» WRITTEN REQUEST:
Copy each line below without leaving any out.

________________________________________

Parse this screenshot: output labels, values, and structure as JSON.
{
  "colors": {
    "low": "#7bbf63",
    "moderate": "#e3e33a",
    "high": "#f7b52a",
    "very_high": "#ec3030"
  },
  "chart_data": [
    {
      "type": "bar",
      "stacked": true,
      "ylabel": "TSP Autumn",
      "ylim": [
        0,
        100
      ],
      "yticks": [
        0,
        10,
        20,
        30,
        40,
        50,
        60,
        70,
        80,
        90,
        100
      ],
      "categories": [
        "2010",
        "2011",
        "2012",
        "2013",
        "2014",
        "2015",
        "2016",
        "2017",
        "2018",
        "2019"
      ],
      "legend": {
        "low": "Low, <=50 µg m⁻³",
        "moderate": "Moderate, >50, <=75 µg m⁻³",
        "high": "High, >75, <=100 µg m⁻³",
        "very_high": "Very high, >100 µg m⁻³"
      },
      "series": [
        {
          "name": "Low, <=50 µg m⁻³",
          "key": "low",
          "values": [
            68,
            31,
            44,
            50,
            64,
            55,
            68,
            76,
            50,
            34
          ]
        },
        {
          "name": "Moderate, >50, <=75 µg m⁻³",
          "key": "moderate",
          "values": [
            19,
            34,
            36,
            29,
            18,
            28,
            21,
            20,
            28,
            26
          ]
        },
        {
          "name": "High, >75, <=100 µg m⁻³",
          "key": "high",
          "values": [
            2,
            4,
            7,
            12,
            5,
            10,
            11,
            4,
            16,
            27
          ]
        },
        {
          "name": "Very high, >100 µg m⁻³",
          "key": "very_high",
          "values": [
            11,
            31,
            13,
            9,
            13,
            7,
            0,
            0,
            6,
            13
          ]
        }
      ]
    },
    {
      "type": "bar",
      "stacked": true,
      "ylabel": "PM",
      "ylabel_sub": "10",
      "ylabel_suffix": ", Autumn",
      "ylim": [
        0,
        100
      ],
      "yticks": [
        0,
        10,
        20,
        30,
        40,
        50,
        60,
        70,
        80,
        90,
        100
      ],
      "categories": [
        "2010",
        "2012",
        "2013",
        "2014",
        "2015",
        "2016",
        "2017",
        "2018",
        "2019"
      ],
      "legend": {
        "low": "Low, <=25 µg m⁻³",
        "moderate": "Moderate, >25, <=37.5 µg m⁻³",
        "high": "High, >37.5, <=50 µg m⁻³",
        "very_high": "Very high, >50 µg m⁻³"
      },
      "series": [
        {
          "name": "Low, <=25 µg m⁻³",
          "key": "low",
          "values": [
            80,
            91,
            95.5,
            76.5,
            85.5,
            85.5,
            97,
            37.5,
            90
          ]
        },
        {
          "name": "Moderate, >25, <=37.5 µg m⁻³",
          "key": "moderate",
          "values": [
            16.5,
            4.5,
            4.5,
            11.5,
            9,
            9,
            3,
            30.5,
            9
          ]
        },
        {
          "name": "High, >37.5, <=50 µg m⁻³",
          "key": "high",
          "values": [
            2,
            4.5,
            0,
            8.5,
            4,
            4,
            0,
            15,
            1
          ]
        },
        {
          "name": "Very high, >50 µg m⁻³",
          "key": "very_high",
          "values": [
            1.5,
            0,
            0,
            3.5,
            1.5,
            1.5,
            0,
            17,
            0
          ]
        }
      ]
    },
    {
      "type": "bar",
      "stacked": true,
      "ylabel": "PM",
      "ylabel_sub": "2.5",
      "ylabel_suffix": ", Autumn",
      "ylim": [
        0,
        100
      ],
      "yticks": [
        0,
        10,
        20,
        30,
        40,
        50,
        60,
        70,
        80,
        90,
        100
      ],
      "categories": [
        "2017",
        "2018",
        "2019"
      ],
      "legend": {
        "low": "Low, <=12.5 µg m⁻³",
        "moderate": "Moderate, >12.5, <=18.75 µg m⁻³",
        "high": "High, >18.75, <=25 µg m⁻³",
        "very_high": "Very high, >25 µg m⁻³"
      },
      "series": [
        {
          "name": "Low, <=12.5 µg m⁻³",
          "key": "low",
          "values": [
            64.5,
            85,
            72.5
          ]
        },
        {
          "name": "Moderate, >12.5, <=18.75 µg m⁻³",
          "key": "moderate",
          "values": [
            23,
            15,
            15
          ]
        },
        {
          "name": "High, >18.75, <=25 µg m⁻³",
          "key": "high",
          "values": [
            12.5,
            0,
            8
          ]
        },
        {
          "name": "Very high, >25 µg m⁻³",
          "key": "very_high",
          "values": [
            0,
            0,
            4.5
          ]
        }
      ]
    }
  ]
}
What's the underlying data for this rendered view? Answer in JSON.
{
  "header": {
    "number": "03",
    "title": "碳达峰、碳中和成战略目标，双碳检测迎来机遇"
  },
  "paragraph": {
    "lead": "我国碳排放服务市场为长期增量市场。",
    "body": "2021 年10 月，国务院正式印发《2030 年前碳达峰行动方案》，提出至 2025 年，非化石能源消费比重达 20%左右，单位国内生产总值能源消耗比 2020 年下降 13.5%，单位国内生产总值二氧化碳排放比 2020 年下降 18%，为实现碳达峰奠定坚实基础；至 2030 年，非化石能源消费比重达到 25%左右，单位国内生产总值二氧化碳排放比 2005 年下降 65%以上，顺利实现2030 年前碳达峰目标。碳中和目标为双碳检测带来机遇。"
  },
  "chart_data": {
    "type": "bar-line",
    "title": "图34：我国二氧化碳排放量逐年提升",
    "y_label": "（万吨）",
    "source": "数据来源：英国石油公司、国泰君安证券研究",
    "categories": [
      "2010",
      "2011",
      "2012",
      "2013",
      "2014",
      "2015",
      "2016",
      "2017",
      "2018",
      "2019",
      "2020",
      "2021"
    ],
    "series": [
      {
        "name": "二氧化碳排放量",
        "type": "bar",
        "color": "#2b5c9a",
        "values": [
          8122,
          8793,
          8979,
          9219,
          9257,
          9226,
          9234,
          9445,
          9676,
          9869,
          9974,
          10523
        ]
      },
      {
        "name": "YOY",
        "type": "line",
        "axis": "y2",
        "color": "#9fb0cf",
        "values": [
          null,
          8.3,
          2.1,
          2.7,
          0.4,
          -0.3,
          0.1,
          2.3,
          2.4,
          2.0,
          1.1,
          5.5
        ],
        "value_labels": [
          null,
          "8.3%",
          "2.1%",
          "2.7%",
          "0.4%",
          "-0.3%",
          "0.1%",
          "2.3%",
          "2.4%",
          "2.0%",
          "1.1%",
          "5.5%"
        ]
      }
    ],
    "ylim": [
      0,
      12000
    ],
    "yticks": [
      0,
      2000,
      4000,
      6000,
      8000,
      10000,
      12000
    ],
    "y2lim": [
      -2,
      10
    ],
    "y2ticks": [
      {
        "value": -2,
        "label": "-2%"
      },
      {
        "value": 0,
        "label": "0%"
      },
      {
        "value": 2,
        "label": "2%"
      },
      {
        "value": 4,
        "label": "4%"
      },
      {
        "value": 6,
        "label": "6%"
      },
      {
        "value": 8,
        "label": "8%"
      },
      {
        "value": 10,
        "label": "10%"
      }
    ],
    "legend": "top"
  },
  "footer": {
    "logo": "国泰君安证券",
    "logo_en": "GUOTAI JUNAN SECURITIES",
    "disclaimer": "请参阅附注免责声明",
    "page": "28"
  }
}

________________________________________

» FULL OUTPUT:
Parse this screenshot: output labels, values, and structure as JSON.
{
  "colors": {
    "low": "#7bbf63",
    "moderate": "#e3e33a",
    "high": "#f7b52a",
    "very_high": "#ec3030"
  },
  "chart_data": [
    {
      "type": "bar",
      "stacked": true,
      "ylabel": "TSP Autumn",
      "ylim": [
        0,
        100
      ],
      "yticks": [
        0,
        10,
        20,
        30,
        40,
        50,
        60,
        70,
        80,
        90,
        100
      ],
      "categories": [
        "2010",
        "2011",
        "2012",
        "2013",
        "2014",
        "2015",
        "2016",
        "2017",
        "2018",
        "2019"
      ],
      "legend": {
        "low": "Low, <=50 µg m⁻³",
        "moderate": "Moderate, >50, <=75 µg m⁻³",
        "high": "High, >75, <=100 µg m⁻³",
        "very_high": "Very high, >100 µg m⁻³"
      },
      "series": [
        {
          "name": "Low, <=50 µg m⁻³",
          "key": "low",
          "values": [
            68,
            31,
            44,
            50,
            64,
            55,
            68,
            76,
            50,
            34
          ]
        },
        {
          "name": "Moderate, >50, <=75 µg m⁻³",
          "key": "moderate",
          "values": [
            19,
            34,
            36,
            29,
            18,
            28,
            21,
            20,
            28,
            26
          ]
        },
        {
          "name": "High, >75, <=100 µg m⁻³",
          "key": "high",
          "values": [
            2,
            4,
            7,
            12,
            5,
            10,
            11,
            4,
            16,
            27
          ]
        },
        {
          "name": "Very high, >100 µg m⁻³",
          "key": "very_high",
          "values": [
            11,
            31,
            13,
            9,
            13,
            7,
            0,
            0,
            6,
            13
          ]
        }
      ]
    },
    {
      "type": "bar",
      "stacked": true,
      "ylabel": "PM",
      "ylabel_sub": "10",
      "ylabel_suffix": ", Autumn",
      "ylim": [
        0,
        100
      ],
      "yticks": [
        0,
        10,
        20,
        30,
        40,
        50,
        60,
        70,
        80,
        90,
        100
      ],
      "categories": [
        "2010",
        "2012",
        "2013",
        "2014",
        "2015",
        "2016",
        "2017",
        "2018",
        "2019"
      ],
      "legend": {
        "low": "Low, <=25 µg m⁻³",
        "moderate": "Moderate, >25, <=37.5 µg m⁻³",
        "high": "High, >37.5, <=50 µg m⁻³",
        "very_high": "Very high, >50 µg m⁻³"
      },
      "series": [
        {
          "name": "Low, <=25 µg m⁻³",
          "key": "low",
          "values": [
            80,
            91,
            95.5,
            76.5,
            85.5,
            85.5,
            97,
            37.5,
            90
          ]
        },
        {
          "name": "Moderate, >25, <=37.5 µg m⁻³",
          "key": "moderate",
          "values": [
            16.5,
            4.5,
            4.5,
            11.5,
            9,
            9,
            3,
            30.5,
            9
          ]
        },
        {
          "name": "High, >37.5, <=50 µg m⁻³",
          "key": "high",
          "values": [
            2,
            4.5,
            0,
            8.5,
            4,
            4,
            0,
            15,
            1
          ]
        },
        {
          "name": "Very high, >50 µg m⁻³",
          "key": "very_high",
          "values": [
            1.5,
            0,
            0,
            3.5,
            1.5,
            1.5,
            0,
            17,
            0
          ]
        }
      ]
    },
    {
      "type": "bar",
      "stacked": true,
      "ylabel": "PM",
      "ylabel_sub": "2.5",
      "ylabel_suffix": ", Autumn",
      "ylim": [
        0,
        100
      ],
      "yticks": [
        0,
        10,
        20,
        30,
        40,
        50,
        60,
        70,
        80,
        90,
        100
      ],
      "categories": [
        "2017",
        "2018",
        "2019"
      ],
      "legend": {
        "low": "Low, <=12.5 µg m⁻³",
        "moderate": "Moderate, >12.5, <=18.75 µg m⁻³",
        "high": "High, >18.75, <=25 µg m⁻³",
        "very_high": "Very high, >25 µg m⁻³"
      },
      "series": [
        {
          "name": "Low, <=12.5 µg m⁻³",
          "key": "low",
          "values": [
            64.5,
            85,
            72.5
          ]
        },
        {
          "name": "Moderate, >12.5, <=18.75 µg m⁻³",
          "key": "moderate",
          "values": [
            23,
            15,
            15
          ]
        },
        {
          "name": "High, >18.75, <=25 µg m⁻³",
          "key": "high",
          "values": [
            12.5,
            0,
            8
          ]
        },
        {
          "name": "Very high, >25 µg m⁻³",
          "key": "very_high",
          "values": [
            0,
            0,
            4.5
          ]
        }
      ]
    }
  ]
}
What's the underlying data for this rendered view? Answer in JSON.
{
  "header": {
    "number": "03",
    "title": "碳达峰、碳中和成战略目标，双碳检测迎来机遇"
  },
  "paragraph": {
    "lead": "我国碳排放服务市场为长期增量市场。",
    "body": "2021 年10 月，国务院正式印发《2030 年前碳达峰行动方案》，提出至 2025 年，非化石能源消费比重达 20%左右，单位国内生产总值能源消耗比 2020 年下降 13.5%，单位国内生产总值二氧化碳排放比 2020 年下降 18%，为实现碳达峰奠定坚实基础；至 2030 年，非化石能源消费比重达到 25%左右，单位国内生产总值二氧化碳排放比 2005 年下降 65%以上，顺利实现2030 年前碳达峰目标。碳中和目标为双碳检测带来机遇。"
  },
  "chart_data": {
    "type": "bar-line",
    "title": "图34：我国二氧化碳排放量逐年提升",
    "y_label": "（万吨）",
    "source": "数据来源：英国石油公司、国泰君安证券研究",
    "categories": [
      "2010",
      "2011",
      "2012",
      "2013",
      "2014",
      "2015",
      "2016",
      "2017",
      "2018",
      "2019",
      "2020",
      "2021"
    ],
    "series": [
      {
        "name": "二氧化碳排放量",
        "type": "bar",
        "color": "#2b5c9a",
        "values": [
          8122,
          8793,
          8979,
          9219,
          9257,
          9226,
          9234,
          9445,
          9676,
          9869,
          9974,
          10523
        ]
      },
      {
        "name": "YOY",
        "type": "line",
        "axis": "y2",
        "color": "#9fb0cf",
        "values": [
          null,
          8.3,
          2.1,
          2.7,
          0.4,
          -0.3,
          0.1,
          2.3,
          2.4,
          2.0,
          1.1,
          5.5
        ],
        "value_labels": [
          null,
          "8.3%",
          "2.1%",
          "2.7%",
          "0.4%",
          "-0.3%",
          "0.1%",
          "2.3%",
          "2.4%",
          "2.0%",
          "1.1%",
          "5.5%"
        ]
      }
    ],
    "ylim": [
      0,
      12000
    ],
    "yticks": [
      0,
      2000,
      4000,
      6000,
      8000,
      10000,
      12000
    ],
    "y2lim": [
      -2,
      10
    ],
    "y2ticks": [
      {
        "value": -2,
        "label": "-2%"
      },
      {
        "value": 0,
        "label": "0%"
      },
      {
        "value": 2,
        "label": "2%"
      },
      {
        "value": 4,
        "label": "4%"
      },
      {
        "value": 6,
        "label": "6%"
      },
      {
        "value": 8,
        "label": "8%"
      },
      {
        "value": 10,
        "label": "10%"
      }
    ],
    "legend": "top"
  },
  "footer": {
    "logo": "国泰君安证券",
    "logo_en": "GUOTAI JUNAN SECURITIES",
    "disclaimer": "请参阅附注免责声明",
    "page": "28"
  }
}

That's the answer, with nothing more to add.